**REQUIREMENT**. Every line that contains the word "title" should be copied out.

**DATA PROVIDED**.
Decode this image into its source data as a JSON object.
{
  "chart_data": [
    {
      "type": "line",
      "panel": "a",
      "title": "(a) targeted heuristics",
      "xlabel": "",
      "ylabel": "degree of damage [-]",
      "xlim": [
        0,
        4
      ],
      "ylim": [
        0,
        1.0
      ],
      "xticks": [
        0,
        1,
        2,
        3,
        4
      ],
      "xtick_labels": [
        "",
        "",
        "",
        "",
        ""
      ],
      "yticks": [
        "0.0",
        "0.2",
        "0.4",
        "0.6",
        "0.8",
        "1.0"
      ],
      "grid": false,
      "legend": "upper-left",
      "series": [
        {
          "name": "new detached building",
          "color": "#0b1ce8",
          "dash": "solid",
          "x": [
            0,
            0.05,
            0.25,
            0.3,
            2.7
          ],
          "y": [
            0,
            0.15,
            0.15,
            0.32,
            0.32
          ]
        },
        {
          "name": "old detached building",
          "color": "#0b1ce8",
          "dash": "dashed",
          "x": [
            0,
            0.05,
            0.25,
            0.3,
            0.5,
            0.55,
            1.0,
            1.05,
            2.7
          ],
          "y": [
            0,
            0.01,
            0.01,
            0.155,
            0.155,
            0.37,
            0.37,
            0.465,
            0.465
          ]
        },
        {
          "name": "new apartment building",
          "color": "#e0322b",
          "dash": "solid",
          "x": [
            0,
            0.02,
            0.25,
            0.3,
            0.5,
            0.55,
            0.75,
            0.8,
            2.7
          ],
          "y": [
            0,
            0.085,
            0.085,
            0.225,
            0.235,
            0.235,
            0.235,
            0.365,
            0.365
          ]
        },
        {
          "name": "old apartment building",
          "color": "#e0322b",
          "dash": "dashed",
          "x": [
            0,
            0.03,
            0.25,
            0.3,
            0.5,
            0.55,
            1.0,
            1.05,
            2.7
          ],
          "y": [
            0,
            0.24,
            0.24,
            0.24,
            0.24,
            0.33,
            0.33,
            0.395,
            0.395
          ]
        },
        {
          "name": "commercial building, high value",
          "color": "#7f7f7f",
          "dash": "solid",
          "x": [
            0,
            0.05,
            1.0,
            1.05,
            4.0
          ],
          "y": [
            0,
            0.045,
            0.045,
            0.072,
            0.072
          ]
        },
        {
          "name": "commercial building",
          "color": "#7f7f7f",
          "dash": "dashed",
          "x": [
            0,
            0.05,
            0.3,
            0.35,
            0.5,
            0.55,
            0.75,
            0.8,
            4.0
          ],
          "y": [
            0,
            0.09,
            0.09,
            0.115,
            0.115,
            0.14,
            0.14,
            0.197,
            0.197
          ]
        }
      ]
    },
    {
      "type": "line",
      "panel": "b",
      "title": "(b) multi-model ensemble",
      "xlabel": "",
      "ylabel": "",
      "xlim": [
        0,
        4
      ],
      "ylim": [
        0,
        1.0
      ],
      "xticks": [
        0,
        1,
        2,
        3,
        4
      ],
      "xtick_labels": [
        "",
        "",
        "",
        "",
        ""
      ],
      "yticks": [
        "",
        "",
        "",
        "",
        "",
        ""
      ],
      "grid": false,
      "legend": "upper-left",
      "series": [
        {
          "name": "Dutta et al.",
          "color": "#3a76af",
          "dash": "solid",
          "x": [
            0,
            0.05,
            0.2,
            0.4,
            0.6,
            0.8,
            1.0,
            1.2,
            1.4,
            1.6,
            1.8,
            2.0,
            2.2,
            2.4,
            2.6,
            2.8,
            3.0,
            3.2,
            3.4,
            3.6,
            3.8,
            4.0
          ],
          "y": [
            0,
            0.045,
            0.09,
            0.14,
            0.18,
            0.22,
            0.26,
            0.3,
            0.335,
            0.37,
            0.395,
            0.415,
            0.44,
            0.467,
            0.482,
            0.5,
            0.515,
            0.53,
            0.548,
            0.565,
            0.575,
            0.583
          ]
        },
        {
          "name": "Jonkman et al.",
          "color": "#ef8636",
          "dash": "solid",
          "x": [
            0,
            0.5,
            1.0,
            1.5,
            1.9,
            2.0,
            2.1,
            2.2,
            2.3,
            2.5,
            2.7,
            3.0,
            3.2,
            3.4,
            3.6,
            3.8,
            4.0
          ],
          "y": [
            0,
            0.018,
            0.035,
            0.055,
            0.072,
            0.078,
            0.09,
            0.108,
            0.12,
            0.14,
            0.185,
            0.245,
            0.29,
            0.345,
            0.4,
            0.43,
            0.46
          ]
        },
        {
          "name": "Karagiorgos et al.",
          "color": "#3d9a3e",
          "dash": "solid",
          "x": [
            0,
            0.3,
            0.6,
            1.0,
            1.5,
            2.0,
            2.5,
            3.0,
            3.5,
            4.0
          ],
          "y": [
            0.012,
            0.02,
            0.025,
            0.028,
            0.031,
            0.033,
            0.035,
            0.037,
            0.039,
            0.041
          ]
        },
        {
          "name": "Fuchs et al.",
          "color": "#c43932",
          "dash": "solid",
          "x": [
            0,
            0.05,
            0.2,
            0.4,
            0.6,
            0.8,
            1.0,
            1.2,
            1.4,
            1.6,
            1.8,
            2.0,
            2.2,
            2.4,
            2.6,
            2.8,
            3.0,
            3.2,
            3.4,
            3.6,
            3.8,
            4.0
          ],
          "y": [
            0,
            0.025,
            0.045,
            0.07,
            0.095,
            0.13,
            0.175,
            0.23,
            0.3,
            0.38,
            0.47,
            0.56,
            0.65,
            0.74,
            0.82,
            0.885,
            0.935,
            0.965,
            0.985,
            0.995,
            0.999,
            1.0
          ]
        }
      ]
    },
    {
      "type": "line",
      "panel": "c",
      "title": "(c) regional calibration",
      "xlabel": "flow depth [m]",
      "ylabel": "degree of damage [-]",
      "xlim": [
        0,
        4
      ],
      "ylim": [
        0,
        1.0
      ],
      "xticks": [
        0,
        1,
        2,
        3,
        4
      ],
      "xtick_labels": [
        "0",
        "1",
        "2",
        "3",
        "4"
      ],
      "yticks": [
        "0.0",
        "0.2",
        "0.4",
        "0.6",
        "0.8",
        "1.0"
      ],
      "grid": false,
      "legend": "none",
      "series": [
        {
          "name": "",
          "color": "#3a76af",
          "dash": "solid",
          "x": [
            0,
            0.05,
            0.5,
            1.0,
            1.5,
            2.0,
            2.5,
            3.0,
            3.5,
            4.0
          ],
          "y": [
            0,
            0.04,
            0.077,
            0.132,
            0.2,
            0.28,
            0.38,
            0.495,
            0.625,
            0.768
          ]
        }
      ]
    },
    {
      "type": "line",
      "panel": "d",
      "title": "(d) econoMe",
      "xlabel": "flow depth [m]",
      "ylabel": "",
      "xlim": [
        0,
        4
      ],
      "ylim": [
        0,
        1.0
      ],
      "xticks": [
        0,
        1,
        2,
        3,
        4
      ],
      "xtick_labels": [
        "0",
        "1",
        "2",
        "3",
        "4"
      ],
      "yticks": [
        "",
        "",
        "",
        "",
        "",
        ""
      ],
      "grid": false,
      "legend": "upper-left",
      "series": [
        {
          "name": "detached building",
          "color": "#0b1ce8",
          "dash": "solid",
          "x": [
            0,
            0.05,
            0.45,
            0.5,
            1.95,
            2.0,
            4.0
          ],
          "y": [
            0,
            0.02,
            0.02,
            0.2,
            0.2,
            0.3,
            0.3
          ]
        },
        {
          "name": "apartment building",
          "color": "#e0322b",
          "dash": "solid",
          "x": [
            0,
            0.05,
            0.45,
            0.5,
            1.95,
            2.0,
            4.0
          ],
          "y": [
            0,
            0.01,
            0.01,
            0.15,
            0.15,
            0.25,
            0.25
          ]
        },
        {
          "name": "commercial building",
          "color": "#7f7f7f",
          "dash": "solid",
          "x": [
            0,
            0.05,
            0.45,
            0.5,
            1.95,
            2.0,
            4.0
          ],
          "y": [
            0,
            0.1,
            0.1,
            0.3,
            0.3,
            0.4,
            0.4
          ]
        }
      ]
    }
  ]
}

**FULL SOLUTION**.
      "title": "(a) targeted heuristics",
      "title": "(b) multi-model ensemble",
      "title": "(c) regional calibration",
      "title": "(d) econoMe",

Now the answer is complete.